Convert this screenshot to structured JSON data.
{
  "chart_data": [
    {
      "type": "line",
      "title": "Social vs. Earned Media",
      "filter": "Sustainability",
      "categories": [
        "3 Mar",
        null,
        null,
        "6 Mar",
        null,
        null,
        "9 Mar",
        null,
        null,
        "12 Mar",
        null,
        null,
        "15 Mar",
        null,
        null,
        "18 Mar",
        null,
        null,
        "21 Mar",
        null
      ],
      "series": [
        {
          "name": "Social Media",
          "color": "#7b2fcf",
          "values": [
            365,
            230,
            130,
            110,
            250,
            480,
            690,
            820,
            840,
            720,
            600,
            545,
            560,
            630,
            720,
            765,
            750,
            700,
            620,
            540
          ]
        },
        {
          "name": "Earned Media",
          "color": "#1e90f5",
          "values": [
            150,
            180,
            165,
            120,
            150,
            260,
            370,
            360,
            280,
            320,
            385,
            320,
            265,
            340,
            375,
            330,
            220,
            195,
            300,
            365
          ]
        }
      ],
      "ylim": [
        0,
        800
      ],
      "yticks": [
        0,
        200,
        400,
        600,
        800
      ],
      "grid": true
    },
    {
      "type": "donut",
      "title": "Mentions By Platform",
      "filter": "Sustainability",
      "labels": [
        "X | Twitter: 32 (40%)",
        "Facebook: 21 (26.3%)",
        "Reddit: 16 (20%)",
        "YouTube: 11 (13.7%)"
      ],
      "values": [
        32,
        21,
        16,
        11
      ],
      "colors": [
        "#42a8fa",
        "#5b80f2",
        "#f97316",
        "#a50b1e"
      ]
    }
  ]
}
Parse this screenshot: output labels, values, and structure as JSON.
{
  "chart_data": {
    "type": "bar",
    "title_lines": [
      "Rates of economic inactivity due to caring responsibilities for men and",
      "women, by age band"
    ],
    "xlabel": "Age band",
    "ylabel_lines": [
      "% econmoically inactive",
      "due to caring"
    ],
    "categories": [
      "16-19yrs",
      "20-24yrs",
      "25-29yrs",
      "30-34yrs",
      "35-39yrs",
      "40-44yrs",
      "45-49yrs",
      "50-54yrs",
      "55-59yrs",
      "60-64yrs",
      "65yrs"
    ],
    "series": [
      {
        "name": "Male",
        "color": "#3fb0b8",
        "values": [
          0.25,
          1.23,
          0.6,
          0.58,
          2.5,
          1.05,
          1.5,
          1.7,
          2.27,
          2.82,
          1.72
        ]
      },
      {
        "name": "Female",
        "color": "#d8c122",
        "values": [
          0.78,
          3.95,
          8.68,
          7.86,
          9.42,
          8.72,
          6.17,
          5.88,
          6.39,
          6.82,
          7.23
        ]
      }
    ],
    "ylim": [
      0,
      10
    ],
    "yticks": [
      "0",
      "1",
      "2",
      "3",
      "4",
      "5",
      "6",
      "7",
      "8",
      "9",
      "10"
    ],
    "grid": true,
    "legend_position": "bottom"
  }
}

--------

→ **Stated exercise**
From the line that contains "Parse this screenshot: output" down to the last line of the listing above, repeat each line exactly, and include nothing else.

→ **Answer to this problem**
Parse this screenshot: output labels, values, and structure as JSON.
{
  "chart_data": {
    "type": "bar",
    "title_lines": [
      "Rates of economic inactivity due to caring responsibilities for men and",
      "women, by age band"
    ],
    "xlabel": "Age band",
    "ylabel_lines": [
      "% econmoically inactive",
      "due to caring"
    ],
    "categories": [
      "16-19yrs",
      "20-24yrs",
      "25-29yrs",
      "30-34yrs",
      "35-39yrs",
      "40-44yrs",
      "45-49yrs",
      "50-54yrs",
      "55-59yrs",
      "60-64yrs",
      "65yrs"
    ],
    "series": [
      {
        "name": "Male",
        "color": "#3fb0b8",
        "values": [
          0.25,
          1.23,
          0.6,
          0.58,
          2.5,
          1.05,
          1.5,
          1.7,
          2.27,
          2.82,
          1.72
        ]
      },
      {
        "name": "Female",
        "color": "#d8c122",
        "values": [
          0.78,
          3.95,
          8.68,
          7.86,
          9.42,
          8.72,
          6.17,
          5.88,
          6.39,
          6.82,
          7.23
        ]
      }
    ],
    "ylim": [
      0,
      10
    ],
    "yticks": [
      "0",
      "1",
      "2",
      "3",
      "4",
      "5",
      "6",
      "7",
      "8",
      "9",
      "10"
    ],
    "grid": true,
    "legend_position": "bottom"
  }
}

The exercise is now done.